(REQUIRED WORK):
Repeat the records word for word, excluding any picture.

(RECORDS FOR THIS TASK):
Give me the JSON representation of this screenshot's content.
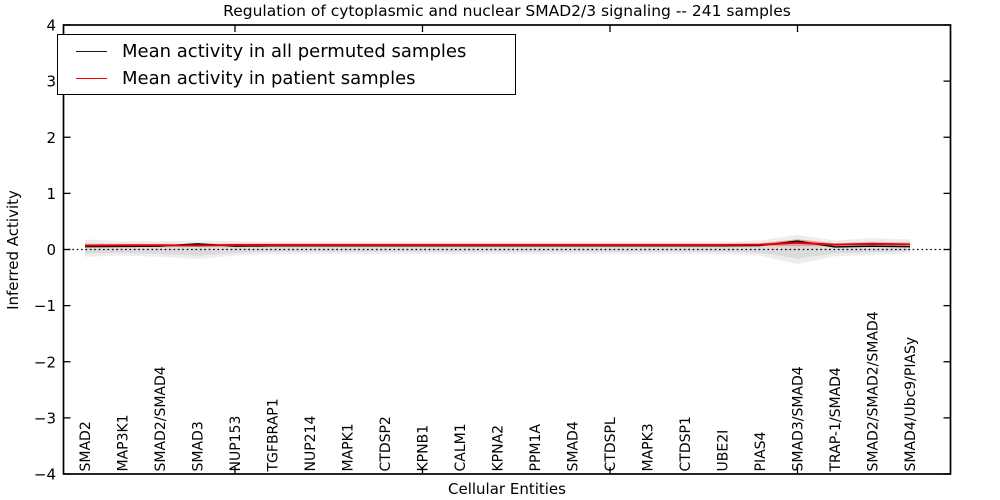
{
  "figure": {
    "background": "#ffffff"
  },
  "chart_data": {
    "type": "line",
    "title": "Regulation of cytoplasmic and nuclear SMAD2/3 signaling -- 241 samples",
    "xlabel": "Cellular Entities",
    "ylabel": "Inferred Activity",
    "ylim": [
      -4,
      4
    ],
    "yticks": [
      4,
      3,
      2,
      1,
      0,
      -1,
      -2,
      -3,
      -4
    ],
    "x_major_tick_indices": [
      4,
      9,
      14,
      19
    ],
    "grid": false,
    "legend_position": "upper-left",
    "categories": [
      "SMAD2",
      "MAP3K1",
      "SMAD2/SMAD4",
      "SMAD3",
      "NUP153",
      "TGFBRAP1",
      "NUP214",
      "MAPK1",
      "CTDSP2",
      "KPNB1",
      "CALM1",
      "KPNA2",
      "PPM1A",
      "SMAD4",
      "CTDSPL",
      "MAPK3",
      "CTDSP1",
      "UBE2I",
      "PIAS4",
      "SMAD3/SMAD4",
      "TRAP-1/SMAD4",
      "SMAD2/SMAD2/SMAD4",
      "SMAD4/Ubc9/PIASy"
    ],
    "series": [
      {
        "name": "Mean activity in all permuted samples",
        "color": "#000000",
        "style": "solid",
        "values": [
          0.05,
          0.055,
          0.06,
          0.1,
          0.06,
          0.065,
          0.065,
          0.065,
          0.065,
          0.065,
          0.065,
          0.065,
          0.065,
          0.065,
          0.065,
          0.065,
          0.065,
          0.065,
          0.07,
          0.15,
          0.045,
          0.06,
          0.05
        ]
      },
      {
        "name": "Mean activity in patient samples",
        "color": "#e60000",
        "style": "solid",
        "values": [
          0.07,
          0.075,
          0.075,
          0.07,
          0.08,
          0.08,
          0.08,
          0.08,
          0.08,
          0.08,
          0.08,
          0.08,
          0.08,
          0.08,
          0.08,
          0.08,
          0.08,
          0.08,
          0.085,
          0.12,
          0.085,
          0.1,
          0.09
        ]
      }
    ],
    "bands": [
      {
        "name": "permuted-spread-outer",
        "color": "#ebebeb",
        "opacity": 0.9,
        "upper": [
          0.18,
          0.15,
          0.15,
          0.16,
          0.15,
          0.14,
          0.14,
          0.14,
          0.14,
          0.14,
          0.14,
          0.14,
          0.14,
          0.14,
          0.14,
          0.14,
          0.14,
          0.14,
          0.16,
          0.26,
          0.16,
          0.2,
          0.18
        ],
        "lower": [
          -0.13,
          -0.11,
          -0.13,
          -0.17,
          -0.11,
          -0.08,
          -0.08,
          -0.08,
          -0.08,
          -0.08,
          -0.08,
          -0.08,
          -0.08,
          -0.08,
          -0.08,
          -0.08,
          -0.08,
          -0.08,
          -0.11,
          -0.26,
          -0.12,
          -0.1,
          -0.07
        ]
      },
      {
        "name": "permuted-spread-inner",
        "color": "#d7d7d7",
        "opacity": 0.85,
        "upper": [
          0.12,
          0.1,
          0.1,
          0.11,
          0.1,
          0.1,
          0.1,
          0.1,
          0.1,
          0.1,
          0.1,
          0.1,
          0.1,
          0.1,
          0.1,
          0.1,
          0.1,
          0.1,
          0.11,
          0.18,
          0.11,
          0.14,
          0.13
        ],
        "lower": [
          -0.07,
          -0.06,
          -0.08,
          -0.11,
          -0.06,
          -0.04,
          -0.04,
          -0.04,
          -0.04,
          -0.04,
          -0.04,
          -0.04,
          -0.04,
          -0.04,
          -0.04,
          -0.04,
          -0.04,
          -0.04,
          -0.06,
          -0.16,
          -0.07,
          -0.05,
          -0.03
        ]
      },
      {
        "name": "patient-spread",
        "color": "#ff2a2a",
        "opacity": 0.35,
        "upper": [
          0.095,
          0.1,
          0.1,
          0.095,
          0.105,
          0.105,
          0.105,
          0.105,
          0.105,
          0.105,
          0.105,
          0.105,
          0.105,
          0.105,
          0.105,
          0.105,
          0.105,
          0.105,
          0.11,
          0.18,
          0.11,
          0.13,
          0.12
        ],
        "lower": [
          0.05,
          0.055,
          0.055,
          0.05,
          0.06,
          0.06,
          0.06,
          0.06,
          0.06,
          0.06,
          0.06,
          0.06,
          0.06,
          0.06,
          0.06,
          0.06,
          0.06,
          0.06,
          0.065,
          0.06,
          0.065,
          0.08,
          0.07
        ]
      }
    ],
    "zero_line": {
      "value": 0,
      "style": "dotted",
      "color": "#000000"
    },
    "legend": {
      "entries": [
        {
          "label": "Mean activity in all permuted samples",
          "color": "#1a1a1a"
        },
        {
          "label": "Mean activity in patient samples",
          "color": "#ff0000"
        }
      ]
    }
  }
}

(OUTPUT OF THE TASK):
Give me the JSON representation of this screenshot's content.
{
  "figure": {
    "background": "#ffffff"
  },
  "chart_data": {
    "type": "line",
    "title": "Regulation of cytoplasmic and nuclear SMAD2/3 signaling -- 241 samples",
    "xlabel": "Cellular Entities",
    "ylabel": "Inferred Activity",
    "ylim": [
      -4,
      4
    ],
    "yticks": [
      4,
      3,
      2,
      1,
      0,
      -1,
      -2,
      -3,
      -4
    ],
    "x_major_tick_indices": [
      4,
      9,
      14,
      19
    ],
    "grid": false,
    "legend_position": "upper-left",
    "categories": [
      "SMAD2",
      "MAP3K1",
      "SMAD2/SMAD4",
      "SMAD3",
      "NUP153",
      "TGFBRAP1",
      "NUP214",
      "MAPK1",
      "CTDSP2",
      "KPNB1",
      "CALM1",
      "KPNA2",
      "PPM1A",
      "SMAD4",
      "CTDSPL",
      "MAPK3",
      "CTDSP1",
      "UBE2I",
      "PIAS4",
      "SMAD3/SMAD4",
      "TRAP-1/SMAD4",
      "SMAD2/SMAD2/SMAD4",
      "SMAD4/Ubc9/PIASy"
    ],
    "series": [
      {
        "name": "Mean activity in all permuted samples",
        "color": "#000000",
        "style": "solid",
        "values": [
          0.05,
          0.055,
          0.06,
          0.1,
          0.06,
          0.065,
          0.065,
          0.065,
          0.065,
          0.065,
          0.065,
          0.065,
          0.065,
          0.065,
          0.065,
          0.065,
          0.065,
          0.065,
          0.07,
          0.15,
          0.045,
          0.06,
          0.05
        ]
      },
      {
        "name": "Mean activity in patient samples",
        "color": "#e60000",
        "style": "solid",
        "values": [
          0.07,
          0.075,
          0.075,
          0.07,
          0.08,
          0.08,
          0.08,
          0.08,
          0.08,
          0.08,
          0.08,
          0.08,
          0.08,
          0.08,
          0.08,
          0.08,
          0.08,
          0.08,
          0.085,
          0.12,
          0.085,
          0.1,
          0.09
        ]
      }
    ],
    "bands": [
      {
        "name": "permuted-spread-outer",
        "color": "#ebebeb",
        "opacity": 0.9,
        "upper": [
          0.18,
          0.15,
          0.15,
          0.16,
          0.15,
          0.14,
          0.14,
          0.14,
          0.14,
          0.14,
          0.14,
          0.14,
          0.14,
          0.14,
          0.14,
          0.14,
          0.14,
          0.14,
          0.16,
          0.26,
          0.16,
          0.2,
          0.18
        ],
        "lower": [
          -0.13,
          -0.11,
          -0.13,
          -0.17,
          -0.11,
          -0.08,
          -0.08,
          -0.08,
          -0.08,
          -0.08,
          -0.08,
          -0.08,
          -0.08,
          -0.08,
          -0.08,
          -0.08,
          -0.08,
          -0.08,
          -0.11,
          -0.26,
          -0.12,
          -0.1,
          -0.07
        ]
      },
      {
        "name": "permuted-spread-inner",
        "color": "#d7d7d7",
        "opacity": 0.85,
        "upper": [
          0.12,
          0.1,
          0.1,
          0.11,
          0.1,
          0.1,
          0.1,
          0.1,
          0.1,
          0.1,
          0.1,
          0.1,
          0.1,
          0.1,
          0.1,
          0.1,
          0.1,
          0.1,
          0.11,
          0.18,
          0.11,
          0.14,
          0.13
        ],
        "lower": [
          -0.07,
          -0.06,
          -0.08,
          -0.11,
          -0.06,
          -0.04,
          -0.04,
          -0.04,
          -0.04,
          -0.04,
          -0.04,
          -0.04,
          -0.04,
          -0.04,
          -0.04,
          -0.04,
          -0.04,
          -0.04,
          -0.06,
          -0.16,
          -0.07,
          -0.05,
          -0.03
        ]
      },
      {
        "name": "patient-spread",
        "color": "#ff2a2a",
        "opacity": 0.35,
        "upper": [
          0.095,
          0.1,
          0.1,
          0.095,
          0.105,
          0.105,
          0.105,
          0.105,
          0.105,
          0.105,
          0.105,
          0.105,
          0.105,
          0.105,
          0.105,
          0.105,
          0.105,
          0.105,
          0.11,
          0.18,
          0.11,
          0.13,
          0.12
        ],
        "lower": [
          0.05,
          0.055,
          0.055,
          0.05,
          0.06,
          0.06,
          0.06,
          0.06,
          0.06,
          0.06,
          0.06,
          0.06,
          0.06,
          0.06,
          0.06,
          0.06,
          0.06,
          0.06,
          0.065,
          0.06,
          0.065,
          0.08,
          0.07
        ]
      }
    ],
    "zero_line": {
      "value": 0,
      "style": "dotted",
      "color": "#000000"
    },
    "legend": {
      "entries": [
        {
          "label": "Mean activity in all permuted samples",
          "color": "#1a1a1a"
        },
        {
          "label": "Mean activity in patient samples",
          "color": "#ff0000"
        }
      ]
    }
  }
}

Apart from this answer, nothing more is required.